Your task:
The entries below must be retyped exactly. Pictures are to be omitted.

========================

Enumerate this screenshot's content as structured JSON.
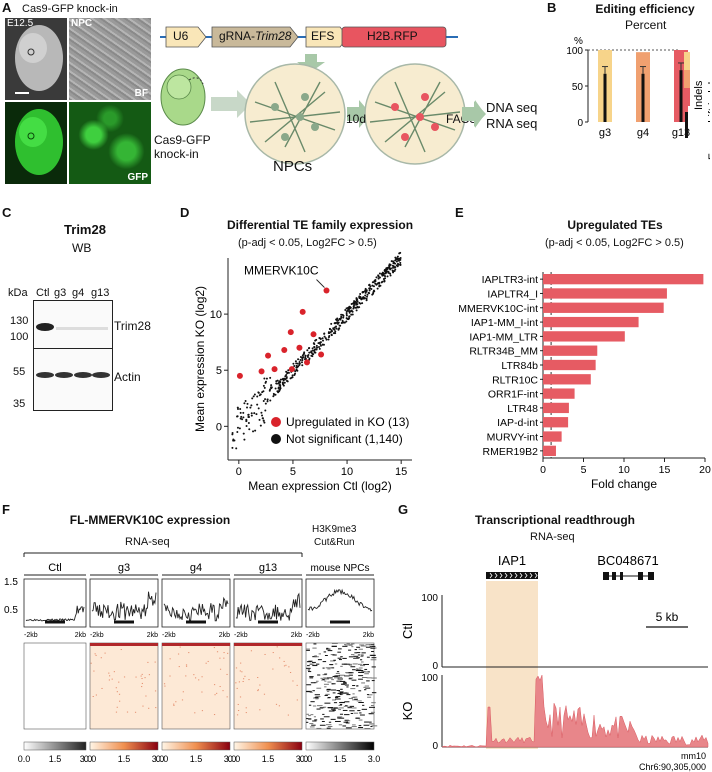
{
  "panels": [
    "A",
    "B",
    "C",
    "D",
    "E",
    "F",
    "G"
  ],
  "panel_a": {
    "title": "Cas9-GFP knock-in",
    "embryo_label": "E12.5",
    "npc_label": "NPC",
    "bf_label": "BF",
    "gfp_label": "GFP",
    "construct": {
      "u6": "U6",
      "grna_prefix": "gRNA-",
      "grna_gene": "Trim28",
      "efs": "EFS",
      "h2b": "H2B.RFP"
    },
    "mouse_label_1": "Cas9-GFP",
    "mouse_label_2": "knock-in",
    "npcs": "NPCs",
    "time": "10d",
    "facs": "FACS",
    "dna": "DNA seq",
    "rna": "RNA seq"
  },
  "chart_data": [
    {
      "panel": "B",
      "type": "bar",
      "title": "Editing efficiency",
      "subtitle": "Percent",
      "categories": [
        "g3",
        "g4",
        "g13"
      ],
      "series": [
        {
          "name": "Indels",
          "values": [
            100,
            97,
            100
          ]
        },
        {
          "name": "Frameshift indels",
          "values": [
            67,
            67,
            72
          ]
        }
      ],
      "ylabel": "%",
      "ylim": [
        0,
        100
      ],
      "yticks": [
        "0",
        "50",
        "100"
      ],
      "colors": [
        "#f7d48a",
        "#f0a070",
        "#e65b63"
      ]
    },
    {
      "panel": "D",
      "type": "scatter",
      "title": "Differential TE family expression",
      "subtitle": "(p-adj < 0.05, Log2FC > 0.5)",
      "xlabel": "Mean expression Ctl (log2)",
      "ylabel": "Mean expression KO (log2)",
      "xlim": [
        -1,
        16
      ],
      "ylim": [
        -3,
        15
      ],
      "xticks": [
        0,
        5,
        10,
        15
      ],
      "yticks": [
        0,
        5,
        10
      ],
      "annotation": "MMERVK10C",
      "legend": [
        {
          "name": "Upregulated in KO (13)",
          "color": "#d9232b"
        },
        {
          "name": "Not significant (1,140)",
          "color": "#111111"
        }
      ],
      "upregulated": [
        [
          8.1,
          12.1
        ],
        [
          5.9,
          10.2
        ],
        [
          4.8,
          8.4
        ],
        [
          6.9,
          8.2
        ],
        [
          5.6,
          7.0
        ],
        [
          4.2,
          6.8
        ],
        [
          2.7,
          6.3
        ],
        [
          3.3,
          5.1
        ],
        [
          4.9,
          5.1
        ],
        [
          6.3,
          5.7
        ],
        [
          7.6,
          6.4
        ],
        [
          0.1,
          4.5
        ],
        [
          2.1,
          4.9
        ]
      ]
    },
    {
      "panel": "E",
      "type": "bar",
      "title": "Upregulated TEs",
      "subtitle": "(p-adj < 0.05, Log2FC > 0.5)",
      "categories": [
        "IAPLTR3-int",
        "IAPLTR4_I",
        "MMERVK10C-int",
        "IAP1-MM_I-int",
        "IAP1-MM_LTR",
        "RLTR34B_MM",
        "LTR84b",
        "RLTR10C",
        "ORR1F-int",
        "LTR48",
        "IAP-d-int",
        "MURVY-int",
        "RMER19B2"
      ],
      "values": [
        19.8,
        15.3,
        14.9,
        11.8,
        10.1,
        6.7,
        6.5,
        5.9,
        3.9,
        3.2,
        3.1,
        2.3,
        1.6
      ],
      "xlabel": "Fold change",
      "xlim": [
        0,
        20
      ],
      "xticks": [
        0,
        5,
        10,
        15,
        20
      ],
      "color": "#e65b63"
    }
  ],
  "panel_c": {
    "title": "Trim28",
    "subtitle": "WB",
    "kda": "kDa",
    "lanes": [
      "Ctl",
      "g3",
      "g4",
      "g13"
    ],
    "mw": [
      "130",
      "100",
      "55",
      "35"
    ],
    "bands": [
      "Trim28",
      "Actin"
    ]
  },
  "panel_f": {
    "title": "FL-MMERVK10C expression",
    "rnaseq": "RNA-seq",
    "columns": [
      "Ctl",
      "g3",
      "g4",
      "g13"
    ],
    "chip_1": "H3K9me3",
    "chip_2": "Cut&Run",
    "chip_3": "mouse NPCs",
    "yticks": [
      "1.5",
      "0.5"
    ],
    "xl": "-2kb",
    "xr": "2kb",
    "scale_ticks": [
      "0.0",
      "1.5",
      "3.0"
    ]
  },
  "panel_g": {
    "title": "Transcriptional readthrough",
    "subtitle": "RNA-seq",
    "gene1": "IAP1",
    "gene2": "BC048671",
    "scale": "5 kb",
    "tracks": [
      "Ctl",
      "KO"
    ],
    "ytick_top": "100",
    "ytick_bot": "0",
    "genome": "mm10",
    "coord": "Chr6:90,305,000"
  }
}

========================

Task output:
Enumerate this screenshot's content as structured JSON.
{
  "panels": [
    "A",
    "B",
    "C",
    "D",
    "E",
    "F",
    "G"
  ],
  "panel_a": {
    "title": "Cas9-GFP knock-in",
    "embryo_label": "E12.5",
    "npc_label": "NPC",
    "bf_label": "BF",
    "gfp_label": "GFP",
    "construct": {
      "u6": "U6",
      "grna_prefix": "gRNA-",
      "grna_gene": "Trim28",
      "efs": "EFS",
      "h2b": "H2B.RFP"
    },
    "mouse_label_1": "Cas9-GFP",
    "mouse_label_2": "knock-in",
    "npcs": "NPCs",
    "time": "10d",
    "facs": "FACS",
    "dna": "DNA seq",
    "rna": "RNA seq"
  },
  "chart_data": [
    {
      "panel": "B",
      "type": "bar",
      "title": "Editing efficiency",
      "subtitle": "Percent",
      "categories": [
        "g3",
        "g4",
        "g13"
      ],
      "series": [
        {
          "name": "Indels",
          "values": [
            100,
            97,
            100
          ]
        },
        {
          "name": "Frameshift indels",
          "values": [
            67,
            67,
            72
          ]
        }
      ],
      "ylabel": "%",
      "ylim": [
        0,
        100
      ],
      "yticks": [
        "0",
        "50",
        "100"
      ],
      "colors": [
        "#f7d48a",
        "#f0a070",
        "#e65b63"
      ]
    },
    {
      "panel": "D",
      "type": "scatter",
      "title": "Differential TE family expression",
      "subtitle": "(p-adj < 0.05, Log2FC > 0.5)",
      "xlabel": "Mean expression Ctl (log2)",
      "ylabel": "Mean expression KO (log2)",
      "xlim": [
        -1,
        16
      ],
      "ylim": [
        -3,
        15
      ],
      "xticks": [
        0,
        5,
        10,
        15
      ],
      "yticks": [
        0,
        5,
        10
      ],
      "annotation": "MMERVK10C",
      "legend": [
        {
          "name": "Upregulated in KO (13)",
          "color": "#d9232b"
        },
        {
          "name": "Not significant (1,140)",
          "color": "#111111"
        }
      ],
      "upregulated": [
        [
          8.1,
          12.1
        ],
        [
          5.9,
          10.2
        ],
        [
          4.8,
          8.4
        ],
        [
          6.9,
          8.2
        ],
        [
          5.6,
          7.0
        ],
        [
          4.2,
          6.8
        ],
        [
          2.7,
          6.3
        ],
        [
          3.3,
          5.1
        ],
        [
          4.9,
          5.1
        ],
        [
          6.3,
          5.7
        ],
        [
          7.6,
          6.4
        ],
        [
          0.1,
          4.5
        ],
        [
          2.1,
          4.9
        ]
      ]
    },
    {
      "panel": "E",
      "type": "bar",
      "title": "Upregulated TEs",
      "subtitle": "(p-adj < 0.05, Log2FC > 0.5)",
      "categories": [
        "IAPLTR3-int",
        "IAPLTR4_I",
        "MMERVK10C-int",
        "IAP1-MM_I-int",
        "IAP1-MM_LTR",
        "RLTR34B_MM",
        "LTR84b",
        "RLTR10C",
        "ORR1F-int",
        "LTR48",
        "IAP-d-int",
        "MURVY-int",
        "RMER19B2"
      ],
      "values": [
        19.8,
        15.3,
        14.9,
        11.8,
        10.1,
        6.7,
        6.5,
        5.9,
        3.9,
        3.2,
        3.1,
        2.3,
        1.6
      ],
      "xlabel": "Fold change",
      "xlim": [
        0,
        20
      ],
      "xticks": [
        0,
        5,
        10,
        15,
        20
      ],
      "color": "#e65b63"
    }
  ],
  "panel_c": {
    "title": "Trim28",
    "subtitle": "WB",
    "kda": "kDa",
    "lanes": [
      "Ctl",
      "g3",
      "g4",
      "g13"
    ],
    "mw": [
      "130",
      "100",
      "55",
      "35"
    ],
    "bands": [
      "Trim28",
      "Actin"
    ]
  },
  "panel_f": {
    "title": "FL-MMERVK10C expression",
    "rnaseq": "RNA-seq",
    "columns": [
      "Ctl",
      "g3",
      "g4",
      "g13"
    ],
    "chip_1": "H3K9me3",
    "chip_2": "Cut&Run",
    "chip_3": "mouse NPCs",
    "yticks": [
      "1.5",
      "0.5"
    ],
    "xl": "-2kb",
    "xr": "2kb",
    "scale_ticks": [
      "0.0",
      "1.5",
      "3.0"
    ]
  },
  "panel_g": {
    "title": "Transcriptional readthrough",
    "subtitle": "RNA-seq",
    "gene1": "IAP1",
    "gene2": "BC048671",
    "scale": "5 kb",
    "tracks": [
      "Ctl",
      "KO"
    ],
    "ytick_top": "100",
    "ytick_bot": "0",
    "genome": "mm10",
    "coord": "Chr6:90,305,000"
  }
}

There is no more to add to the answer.